**What the exercise asks**
Report only the number of lines that hold the word "异质结电池再添新玩家".

**Extracted material**

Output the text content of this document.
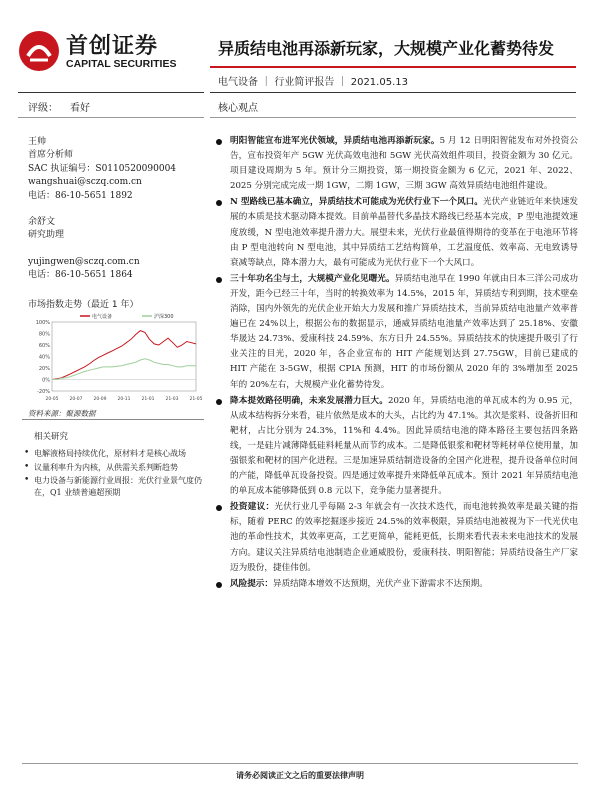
首创证券
CAPITAL SECURITIES
异质结电池再添新玩家，大规模产业化蓄势待发
电气设备 ｜ 行业简评报告 ｜ 2021.05.13
评级： 看好	核心观点
王帅
首席分析师
SAC 执证编号：S0110520090004
wangshuai@sczq.com.cn
电话：86-10-5651 1892
余舒文
研究助理
yujingwen@sczq.com.cn
电话：86-10-5651 1864
市场指数走势（最近 1 年）
100%
80%
60%
40%
20%
0%
-20%
20-05 20-07 20-09 20-11 21-01 21-03 21-05
电气设备	沪深300
资料来源：聚源数据
相关研究
• 电解液格局持续优化，原材料才是核心战场
• 议量利率升为内核，从供需关系判断趋势
• 电力设备与新能源行业周报：光伏行业景气度仍在，Q1 业绩普遍超预期
明阳智能宣布进军光伏领域，异质结电池再添新玩家。5 月 12 日明阳智能发布对外投资公告，宣布投资年产 5GW 光伏高效电池和 5GW 光伏高效组件项目，投资金额为 30 亿元。项目建设周期为 5 年。预计分三期投资，第一期投资金额为 6 亿元，2021 年、2022、2025 分别完成完成一期 1GW，二期 1GW，三期 3GW 高效异质结电池组件建设。
N 型路线已基本确立，异质结技术可能成为光伏行业下一个风口。光伏产业链近年来快速发展的本质是技术驱动降本提效。目前单晶替代多晶技术路线已经基本完成，P 型电池提效速度放缓，N 型电池效率提升潜力大。展望未来，光伏行业最值得期待的变革在于电池环节将由 P 型电池转向 N 型电池，其中异质结工艺结构简单，工艺温度低、效率高、无电致诱导衰减等缺点，降本潜力大，最有可能成为光伏行业下一个大风口。
三十年功名尘与土，大规模产业化见曙光。异质结电池早在 1990 年就由日本三洋公司成功开发，距今已经三十年，当时的转换效率为 14.5%，2015 年，异质结专利到期，技术壁垒消除，国内外领先的光伏企业开始大力发展和推广异质结技术，当前异质结电池量产效率普遍已在 24%以上，根据公布的数据显示，通威异质结电池量产效率达到了 25.18%、安徽华晟达 24.73%、爱康科技 24.59%、东方日升 24.55%。异质结技术的快速提升吸引了行业关注的目光，2020 年，各企业宣布的 HIT 产能规划达到 27.75GW，目前已建成的 HIT 产能在 3-5GW，根据 CPIA 预测，HIT 的市场份额从 2020 年的 3%增加至 2025 年的 20%左右，大规模产业化蓄势待发。
降本提效路径明确，未来发展潜力巨大。2020 年，异质结电池的单瓦成本约为 0.95 元，从成本结构拆分来看，硅片依然是成本的大头，占比约为 47.1%。其次是浆料、设备折旧和靶材，占比分别为 24.3%，11%和 4.4%。因此异质结电池的降本路径主要包括四条路线，一是硅片减薄降低硅料耗量从而节约成本。二是降低银浆和靶材等耗材单位使用量，加强银浆和靶材的国产化进程。三是加速异质结制造设备的全国产化进程，提升设备单位时间的产能，降低单瓦设备投资。四是通过效率提升来降低单瓦成本。预计 2021 年异质结电池的单瓦成本能够降低到 0.8 元以下，竞争能力显著提升。
投资建议：光伏行业几乎每隔 2-3 年就会有一次技术迭代，而电池转换效率是最关键的指标，随着 PERC 的效率挖掘逐步接近 24.5%的效率极限，异质结电池被视为下一代光伏电池的革命性技术，其效率更高，工艺更简单，能耗更低，长期来看代表未来电池技术的发展方向。建议关注异质结电池制造企业通威股份，爱康科技、明阳智能；异质结设备生产厂家迈为股份，捷佳伟创。
风险提示：异质结降本增效不达预期，光伏产业下游需求不达预期。
请务必阅读正文之后的重要法律声明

**Final result**
2